(WHAT IS REQUIRED):
Write out every one of the rows below, character for character, with nothing changed.
** start of INPUT RECORDS **
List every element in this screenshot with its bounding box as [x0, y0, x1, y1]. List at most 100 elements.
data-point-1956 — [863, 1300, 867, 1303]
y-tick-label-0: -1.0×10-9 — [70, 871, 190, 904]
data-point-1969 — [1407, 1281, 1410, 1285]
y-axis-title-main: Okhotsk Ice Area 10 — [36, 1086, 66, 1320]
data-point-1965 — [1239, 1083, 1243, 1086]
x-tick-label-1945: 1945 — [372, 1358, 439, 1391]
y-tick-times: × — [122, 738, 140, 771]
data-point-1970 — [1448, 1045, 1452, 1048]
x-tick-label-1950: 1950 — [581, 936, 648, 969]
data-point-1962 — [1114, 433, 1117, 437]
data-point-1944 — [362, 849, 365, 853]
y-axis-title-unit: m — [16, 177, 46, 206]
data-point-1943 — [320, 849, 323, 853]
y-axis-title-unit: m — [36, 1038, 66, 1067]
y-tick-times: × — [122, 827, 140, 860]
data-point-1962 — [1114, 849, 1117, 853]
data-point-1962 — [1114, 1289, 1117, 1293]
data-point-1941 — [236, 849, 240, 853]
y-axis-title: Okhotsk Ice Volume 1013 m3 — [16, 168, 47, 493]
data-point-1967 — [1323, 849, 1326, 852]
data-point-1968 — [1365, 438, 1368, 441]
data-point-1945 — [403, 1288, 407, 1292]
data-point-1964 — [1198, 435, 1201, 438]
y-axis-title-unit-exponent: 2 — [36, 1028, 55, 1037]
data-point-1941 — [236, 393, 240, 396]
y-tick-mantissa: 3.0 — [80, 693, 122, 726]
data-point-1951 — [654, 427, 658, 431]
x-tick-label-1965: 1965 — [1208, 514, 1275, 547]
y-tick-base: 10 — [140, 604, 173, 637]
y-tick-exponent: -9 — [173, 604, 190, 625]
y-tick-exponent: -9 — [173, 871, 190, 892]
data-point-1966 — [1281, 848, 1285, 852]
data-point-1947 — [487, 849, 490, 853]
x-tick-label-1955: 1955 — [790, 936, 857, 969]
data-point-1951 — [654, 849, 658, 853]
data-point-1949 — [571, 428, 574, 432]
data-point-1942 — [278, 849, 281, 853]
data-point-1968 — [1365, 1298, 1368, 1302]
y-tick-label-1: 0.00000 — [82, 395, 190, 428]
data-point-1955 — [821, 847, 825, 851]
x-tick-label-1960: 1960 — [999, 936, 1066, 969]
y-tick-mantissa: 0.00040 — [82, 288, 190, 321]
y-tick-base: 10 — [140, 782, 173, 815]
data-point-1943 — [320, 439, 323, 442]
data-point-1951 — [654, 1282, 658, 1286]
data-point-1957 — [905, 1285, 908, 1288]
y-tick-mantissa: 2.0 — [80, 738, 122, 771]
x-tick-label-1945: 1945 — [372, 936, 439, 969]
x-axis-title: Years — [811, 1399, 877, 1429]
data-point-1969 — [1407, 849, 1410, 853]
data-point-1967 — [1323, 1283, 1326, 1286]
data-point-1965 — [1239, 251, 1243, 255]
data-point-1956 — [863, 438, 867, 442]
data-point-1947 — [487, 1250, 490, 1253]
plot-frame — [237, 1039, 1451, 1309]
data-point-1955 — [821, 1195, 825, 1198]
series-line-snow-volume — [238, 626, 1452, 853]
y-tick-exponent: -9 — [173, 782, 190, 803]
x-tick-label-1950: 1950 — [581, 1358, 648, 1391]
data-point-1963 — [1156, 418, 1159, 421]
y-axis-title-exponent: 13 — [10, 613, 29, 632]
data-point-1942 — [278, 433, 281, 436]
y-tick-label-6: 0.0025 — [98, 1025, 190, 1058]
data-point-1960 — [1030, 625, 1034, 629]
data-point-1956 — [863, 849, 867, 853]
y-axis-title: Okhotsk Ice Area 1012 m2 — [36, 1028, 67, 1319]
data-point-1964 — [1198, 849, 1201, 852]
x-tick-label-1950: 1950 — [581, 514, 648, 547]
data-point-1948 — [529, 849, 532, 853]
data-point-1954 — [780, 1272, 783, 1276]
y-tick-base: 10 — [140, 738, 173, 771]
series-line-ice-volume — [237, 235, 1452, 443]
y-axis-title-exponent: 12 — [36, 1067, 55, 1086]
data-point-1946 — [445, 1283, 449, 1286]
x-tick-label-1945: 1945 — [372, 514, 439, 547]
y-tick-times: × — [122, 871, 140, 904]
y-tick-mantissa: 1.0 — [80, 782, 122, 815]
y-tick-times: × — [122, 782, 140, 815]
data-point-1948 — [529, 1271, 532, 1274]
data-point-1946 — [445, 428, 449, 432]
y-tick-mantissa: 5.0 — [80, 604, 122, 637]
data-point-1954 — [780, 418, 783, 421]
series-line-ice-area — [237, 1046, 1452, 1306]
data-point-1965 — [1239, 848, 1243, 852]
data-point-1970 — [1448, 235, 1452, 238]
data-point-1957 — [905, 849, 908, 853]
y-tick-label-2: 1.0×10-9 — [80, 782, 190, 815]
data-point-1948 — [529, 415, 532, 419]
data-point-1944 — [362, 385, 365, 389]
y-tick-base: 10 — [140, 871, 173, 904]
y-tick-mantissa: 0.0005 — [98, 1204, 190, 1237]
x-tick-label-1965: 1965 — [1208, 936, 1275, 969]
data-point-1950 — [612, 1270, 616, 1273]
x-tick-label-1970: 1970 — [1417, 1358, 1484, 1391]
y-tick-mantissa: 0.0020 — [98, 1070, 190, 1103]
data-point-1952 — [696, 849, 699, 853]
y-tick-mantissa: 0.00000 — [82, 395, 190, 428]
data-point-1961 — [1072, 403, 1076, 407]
** end of INPUT RECORDS **
(TASK RESULT):
List every element in this screenshot with its bounding box as [x0, y0, x1, y1]. List at most 100 elements.
data-point-1956 — [863, 1300, 867, 1303]
y-tick-label-0: -1.0×10-9 — [70, 871, 190, 904]
data-point-1969 — [1407, 1281, 1410, 1285]
y-axis-title-main: Okhotsk Ice Area 10 — [36, 1086, 66, 1320]
data-point-1965 — [1239, 1083, 1243, 1086]
x-tick-label-1945: 1945 — [372, 1358, 439, 1391]
y-tick-times: × — [122, 738, 140, 771]
data-point-1970 — [1448, 1045, 1452, 1048]
x-tick-label-1950: 1950 — [581, 936, 648, 969]
data-point-1962 — [1114, 433, 1117, 437]
data-point-1944 — [362, 849, 365, 853]
y-axis-title-unit: m — [16, 177, 46, 206]
data-point-1943 — [320, 849, 323, 853]
y-axis-title-unit: m — [36, 1038, 66, 1067]
y-tick-times: × — [122, 827, 140, 860]
data-point-1962 — [1114, 849, 1117, 853]
data-point-1962 — [1114, 1289, 1117, 1293]
data-point-1941 — [236, 849, 240, 853]
y-axis-title: Okhotsk Ice Volume 1013 m3 — [16, 168, 47, 493]
data-point-1967 — [1323, 849, 1326, 852]
data-point-1968 — [1365, 438, 1368, 441]
data-point-1945 — [403, 1288, 407, 1292]
data-point-1964 — [1198, 435, 1201, 438]
y-axis-title-unit-exponent: 2 — [36, 1028, 55, 1037]
data-point-1941 — [236, 393, 240, 396]
y-tick-mantissa: 3.0 — [80, 693, 122, 726]
data-point-1951 — [654, 427, 658, 431]
x-tick-label-1965: 1965 — [1208, 514, 1275, 547]
y-tick-base: 10 — [140, 604, 173, 637]
y-tick-exponent: -9 — [173, 604, 190, 625]
y-tick-exponent: -9 — [173, 871, 190, 892]
data-point-1966 — [1281, 848, 1285, 852]
data-point-1947 — [487, 849, 490, 853]
x-tick-label-1955: 1955 — [790, 936, 857, 969]
data-point-1951 — [654, 849, 658, 853]
data-point-1949 — [571, 428, 574, 432]
data-point-1942 — [278, 849, 281, 853]
data-point-1968 — [1365, 1298, 1368, 1302]
y-tick-label-1: 0.00000 — [82, 395, 190, 428]
data-point-1955 — [821, 847, 825, 851]
x-tick-label-1960: 1960 — [999, 936, 1066, 969]
y-tick-mantissa: 0.00040 — [82, 288, 190, 321]
y-tick-base: 10 — [140, 782, 173, 815]
data-point-1943 — [320, 439, 323, 442]
data-point-1951 — [654, 1282, 658, 1286]
data-point-1957 — [905, 1285, 908, 1288]
y-tick-mantissa: 2.0 — [80, 738, 122, 771]
x-tick-label-1945: 1945 — [372, 936, 439, 969]
x-axis-title: Years — [811, 1399, 877, 1429]
data-point-1969 — [1407, 849, 1410, 853]
data-point-1967 — [1323, 1283, 1326, 1286]
data-point-1965 — [1239, 251, 1243, 255]
data-point-1956 — [863, 438, 867, 442]
data-point-1947 — [487, 1250, 490, 1253]
plot-frame — [237, 1039, 1451, 1309]
data-point-1955 — [821, 1195, 825, 1198]
series-line-snow-volume — [238, 626, 1452, 853]
y-tick-exponent: -9 — [173, 782, 190, 803]
x-tick-label-1950: 1950 — [581, 1358, 648, 1391]
data-point-1963 — [1156, 418, 1159, 421]
y-axis-title-exponent: 13 — [10, 613, 29, 632]
data-point-1942 — [278, 433, 281, 436]
y-tick-label-6: 0.0025 — [98, 1025, 190, 1058]
data-point-1960 — [1030, 625, 1034, 629]
data-point-1956 — [863, 849, 867, 853]
y-axis-title: Okhotsk Ice Area 1012 m2 — [36, 1028, 67, 1319]
data-point-1964 — [1198, 849, 1201, 852]
x-tick-label-1950: 1950 — [581, 514, 648, 547]
data-point-1948 — [529, 849, 532, 853]
data-point-1954 — [780, 1272, 783, 1276]
y-tick-base: 10 — [140, 738, 173, 771]
series-line-ice-volume — [237, 235, 1452, 443]
y-axis-title-exponent: 12 — [36, 1067, 55, 1086]
data-point-1946 — [445, 1283, 449, 1286]
x-tick-label-1945: 1945 — [372, 514, 439, 547]
y-tick-times: × — [122, 871, 140, 904]
y-tick-mantissa: 1.0 — [80, 782, 122, 815]
y-tick-times: × — [122, 782, 140, 815]
data-point-1948 — [529, 1271, 532, 1274]
data-point-1946 — [445, 428, 449, 432]
y-tick-mantissa: 5.0 — [80, 604, 122, 637]
data-point-1954 — [780, 418, 783, 421]
series-line-ice-area — [237, 1046, 1452, 1306]
data-point-1965 — [1239, 848, 1243, 852]
data-point-1970 — [1448, 235, 1452, 238]
data-point-1957 — [905, 849, 908, 853]
y-tick-label-2: 1.0×10-9 — [80, 782, 190, 815]
data-point-1948 — [529, 415, 532, 419]
data-point-1944 — [362, 385, 365, 389]
y-tick-base: 10 — [140, 871, 173, 904]
y-tick-mantissa: 0.0005 — [98, 1204, 190, 1237]
x-tick-label-1965: 1965 — [1208, 936, 1275, 969]
data-point-1950 — [612, 1270, 616, 1273]
x-tick-label-1970: 1970 — [1417, 1358, 1484, 1391]
y-tick-mantissa: 0.0020 — [98, 1070, 190, 1103]
data-point-1952 — [696, 849, 699, 853]
y-tick-mantissa: 0.00000 — [82, 395, 190, 428]
data-point-1961 — [1072, 403, 1076, 407]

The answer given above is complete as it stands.